- **Your goal**:
Without the pictures, give the entries below again exactly as written.

— START Supplied information —

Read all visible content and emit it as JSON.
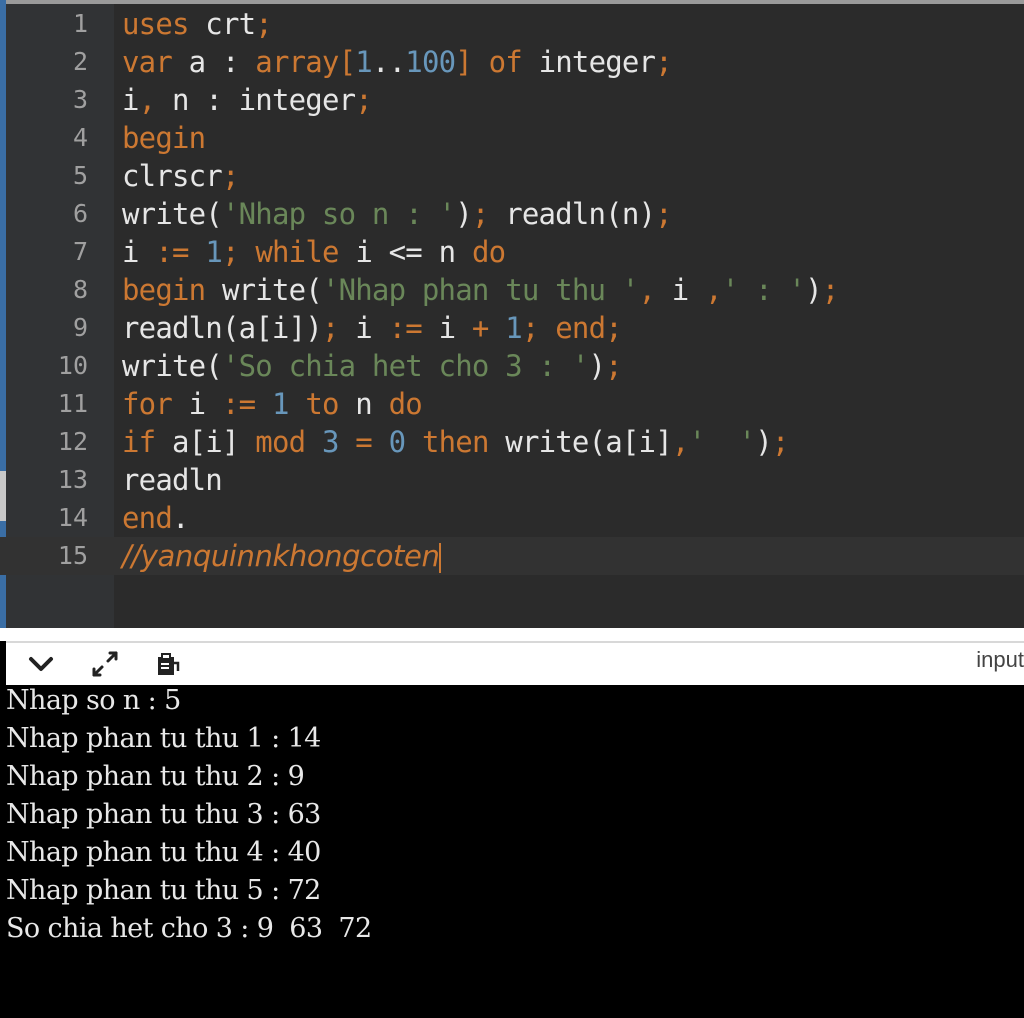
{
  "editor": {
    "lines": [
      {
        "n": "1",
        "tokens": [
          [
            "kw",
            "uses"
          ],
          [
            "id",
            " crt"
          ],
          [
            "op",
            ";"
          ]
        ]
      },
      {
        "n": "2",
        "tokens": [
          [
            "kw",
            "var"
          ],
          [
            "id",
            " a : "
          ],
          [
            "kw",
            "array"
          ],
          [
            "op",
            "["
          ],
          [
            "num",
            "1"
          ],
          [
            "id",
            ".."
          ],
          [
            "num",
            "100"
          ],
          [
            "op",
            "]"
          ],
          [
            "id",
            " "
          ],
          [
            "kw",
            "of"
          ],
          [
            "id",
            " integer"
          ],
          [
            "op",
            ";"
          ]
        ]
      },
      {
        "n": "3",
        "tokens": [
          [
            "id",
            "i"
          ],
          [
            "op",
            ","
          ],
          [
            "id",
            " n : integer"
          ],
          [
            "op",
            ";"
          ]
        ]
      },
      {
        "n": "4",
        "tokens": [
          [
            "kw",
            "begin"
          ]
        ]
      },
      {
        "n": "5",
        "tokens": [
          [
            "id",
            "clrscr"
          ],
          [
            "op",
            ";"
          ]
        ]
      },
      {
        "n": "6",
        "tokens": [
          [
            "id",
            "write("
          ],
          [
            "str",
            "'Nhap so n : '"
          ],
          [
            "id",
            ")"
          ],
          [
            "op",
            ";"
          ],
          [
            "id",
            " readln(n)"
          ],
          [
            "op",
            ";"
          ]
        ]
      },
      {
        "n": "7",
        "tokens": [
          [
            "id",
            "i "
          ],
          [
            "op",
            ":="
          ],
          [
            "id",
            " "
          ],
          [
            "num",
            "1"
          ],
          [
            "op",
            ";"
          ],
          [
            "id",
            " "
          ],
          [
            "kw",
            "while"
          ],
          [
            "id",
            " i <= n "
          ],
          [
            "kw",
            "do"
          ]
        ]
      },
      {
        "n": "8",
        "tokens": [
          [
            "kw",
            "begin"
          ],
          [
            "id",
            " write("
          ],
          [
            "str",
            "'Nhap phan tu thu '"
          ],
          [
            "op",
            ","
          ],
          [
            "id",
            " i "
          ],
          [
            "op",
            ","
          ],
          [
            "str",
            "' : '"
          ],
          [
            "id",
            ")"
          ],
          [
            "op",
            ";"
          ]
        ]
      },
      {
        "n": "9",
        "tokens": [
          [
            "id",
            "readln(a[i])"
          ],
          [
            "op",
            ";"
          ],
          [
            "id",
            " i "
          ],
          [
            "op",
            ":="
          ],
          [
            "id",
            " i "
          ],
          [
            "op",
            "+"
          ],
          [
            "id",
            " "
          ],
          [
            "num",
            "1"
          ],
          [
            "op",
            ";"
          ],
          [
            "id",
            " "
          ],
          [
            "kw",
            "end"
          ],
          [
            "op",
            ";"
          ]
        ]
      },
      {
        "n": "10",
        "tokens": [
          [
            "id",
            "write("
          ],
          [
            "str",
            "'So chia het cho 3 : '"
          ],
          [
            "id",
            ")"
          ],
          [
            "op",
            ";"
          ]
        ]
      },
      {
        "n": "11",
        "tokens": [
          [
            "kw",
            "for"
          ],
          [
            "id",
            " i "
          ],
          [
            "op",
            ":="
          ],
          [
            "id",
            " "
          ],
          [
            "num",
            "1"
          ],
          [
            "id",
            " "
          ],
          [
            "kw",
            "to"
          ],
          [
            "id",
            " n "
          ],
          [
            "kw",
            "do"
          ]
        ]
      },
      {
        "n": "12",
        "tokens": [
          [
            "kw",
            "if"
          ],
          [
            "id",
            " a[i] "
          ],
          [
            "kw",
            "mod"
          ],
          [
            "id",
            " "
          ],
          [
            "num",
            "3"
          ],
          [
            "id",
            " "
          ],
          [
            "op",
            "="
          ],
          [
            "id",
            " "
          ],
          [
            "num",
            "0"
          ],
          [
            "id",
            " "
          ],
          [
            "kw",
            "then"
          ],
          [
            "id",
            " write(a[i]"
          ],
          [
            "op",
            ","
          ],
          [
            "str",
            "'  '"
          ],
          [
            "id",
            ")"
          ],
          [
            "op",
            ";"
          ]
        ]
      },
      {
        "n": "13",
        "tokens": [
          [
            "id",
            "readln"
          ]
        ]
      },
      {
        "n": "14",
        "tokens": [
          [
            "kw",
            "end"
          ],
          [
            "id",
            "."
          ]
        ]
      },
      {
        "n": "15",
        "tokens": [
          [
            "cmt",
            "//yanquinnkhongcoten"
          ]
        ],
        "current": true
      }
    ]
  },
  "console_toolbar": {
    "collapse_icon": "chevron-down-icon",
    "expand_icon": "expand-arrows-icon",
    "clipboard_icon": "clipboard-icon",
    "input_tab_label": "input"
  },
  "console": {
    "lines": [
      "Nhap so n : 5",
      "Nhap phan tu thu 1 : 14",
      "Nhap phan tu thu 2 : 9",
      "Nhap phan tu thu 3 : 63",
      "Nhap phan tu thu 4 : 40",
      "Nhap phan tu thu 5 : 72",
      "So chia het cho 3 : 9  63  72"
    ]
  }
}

— END Supplied information —

- **Solution**:
Read all visible content and emit it as JSON.
{
  "editor": {
    "lines": [
      {
        "n": "1",
        "tokens": [
          [
            "kw",
            "uses"
          ],
          [
            "id",
            " crt"
          ],
          [
            "op",
            ";"
          ]
        ]
      },
      {
        "n": "2",
        "tokens": [
          [
            "kw",
            "var"
          ],
          [
            "id",
            " a : "
          ],
          [
            "kw",
            "array"
          ],
          [
            "op",
            "["
          ],
          [
            "num",
            "1"
          ],
          [
            "id",
            ".."
          ],
          [
            "num",
            "100"
          ],
          [
            "op",
            "]"
          ],
          [
            "id",
            " "
          ],
          [
            "kw",
            "of"
          ],
          [
            "id",
            " integer"
          ],
          [
            "op",
            ";"
          ]
        ]
      },
      {
        "n": "3",
        "tokens": [
          [
            "id",
            "i"
          ],
          [
            "op",
            ","
          ],
          [
            "id",
            " n : integer"
          ],
          [
            "op",
            ";"
          ]
        ]
      },
      {
        "n": "4",
        "tokens": [
          [
            "kw",
            "begin"
          ]
        ]
      },
      {
        "n": "5",
        "tokens": [
          [
            "id",
            "clrscr"
          ],
          [
            "op",
            ";"
          ]
        ]
      },
      {
        "n": "6",
        "tokens": [
          [
            "id",
            "write("
          ],
          [
            "str",
            "'Nhap so n : '"
          ],
          [
            "id",
            ")"
          ],
          [
            "op",
            ";"
          ],
          [
            "id",
            " readln(n)"
          ],
          [
            "op",
            ";"
          ]
        ]
      },
      {
        "n": "7",
        "tokens": [
          [
            "id",
            "i "
          ],
          [
            "op",
            ":="
          ],
          [
            "id",
            " "
          ],
          [
            "num",
            "1"
          ],
          [
            "op",
            ";"
          ],
          [
            "id",
            " "
          ],
          [
            "kw",
            "while"
          ],
          [
            "id",
            " i <= n "
          ],
          [
            "kw",
            "do"
          ]
        ]
      },
      {
        "n": "8",
        "tokens": [
          [
            "kw",
            "begin"
          ],
          [
            "id",
            " write("
          ],
          [
            "str",
            "'Nhap phan tu thu '"
          ],
          [
            "op",
            ","
          ],
          [
            "id",
            " i "
          ],
          [
            "op",
            ","
          ],
          [
            "str",
            "' : '"
          ],
          [
            "id",
            ")"
          ],
          [
            "op",
            ";"
          ]
        ]
      },
      {
        "n": "9",
        "tokens": [
          [
            "id",
            "readln(a[i])"
          ],
          [
            "op",
            ";"
          ],
          [
            "id",
            " i "
          ],
          [
            "op",
            ":="
          ],
          [
            "id",
            " i "
          ],
          [
            "op",
            "+"
          ],
          [
            "id",
            " "
          ],
          [
            "num",
            "1"
          ],
          [
            "op",
            ";"
          ],
          [
            "id",
            " "
          ],
          [
            "kw",
            "end"
          ],
          [
            "op",
            ";"
          ]
        ]
      },
      {
        "n": "10",
        "tokens": [
          [
            "id",
            "write("
          ],
          [
            "str",
            "'So chia het cho 3 : '"
          ],
          [
            "id",
            ")"
          ],
          [
            "op",
            ";"
          ]
        ]
      },
      {
        "n": "11",
        "tokens": [
          [
            "kw",
            "for"
          ],
          [
            "id",
            " i "
          ],
          [
            "op",
            ":="
          ],
          [
            "id",
            " "
          ],
          [
            "num",
            "1"
          ],
          [
            "id",
            " "
          ],
          [
            "kw",
            "to"
          ],
          [
            "id",
            " n "
          ],
          [
            "kw",
            "do"
          ]
        ]
      },
      {
        "n": "12",
        "tokens": [
          [
            "kw",
            "if"
          ],
          [
            "id",
            " a[i] "
          ],
          [
            "kw",
            "mod"
          ],
          [
            "id",
            " "
          ],
          [
            "num",
            "3"
          ],
          [
            "id",
            " "
          ],
          [
            "op",
            "="
          ],
          [
            "id",
            " "
          ],
          [
            "num",
            "0"
          ],
          [
            "id",
            " "
          ],
          [
            "kw",
            "then"
          ],
          [
            "id",
            " write(a[i]"
          ],
          [
            "op",
            ","
          ],
          [
            "str",
            "'  '"
          ],
          [
            "id",
            ")"
          ],
          [
            "op",
            ";"
          ]
        ]
      },
      {
        "n": "13",
        "tokens": [
          [
            "id",
            "readln"
          ]
        ]
      },
      {
        "n": "14",
        "tokens": [
          [
            "kw",
            "end"
          ],
          [
            "id",
            "."
          ]
        ]
      },
      {
        "n": "15",
        "tokens": [
          [
            "cmt",
            "//yanquinnkhongcoten"
          ]
        ],
        "current": true
      }
    ]
  },
  "console_toolbar": {
    "collapse_icon": "chevron-down-icon",
    "expand_icon": "expand-arrows-icon",
    "clipboard_icon": "clipboard-icon",
    "input_tab_label": "input"
  },
  "console": {
    "lines": [
      "Nhap so n : 5",
      "Nhap phan tu thu 1 : 14",
      "Nhap phan tu thu 2 : 9",
      "Nhap phan tu thu 3 : 63",
      "Nhap phan tu thu 4 : 40",
      "Nhap phan tu thu 5 : 72",
      "So chia het cho 3 : 9  63  72"
    ]
  }
}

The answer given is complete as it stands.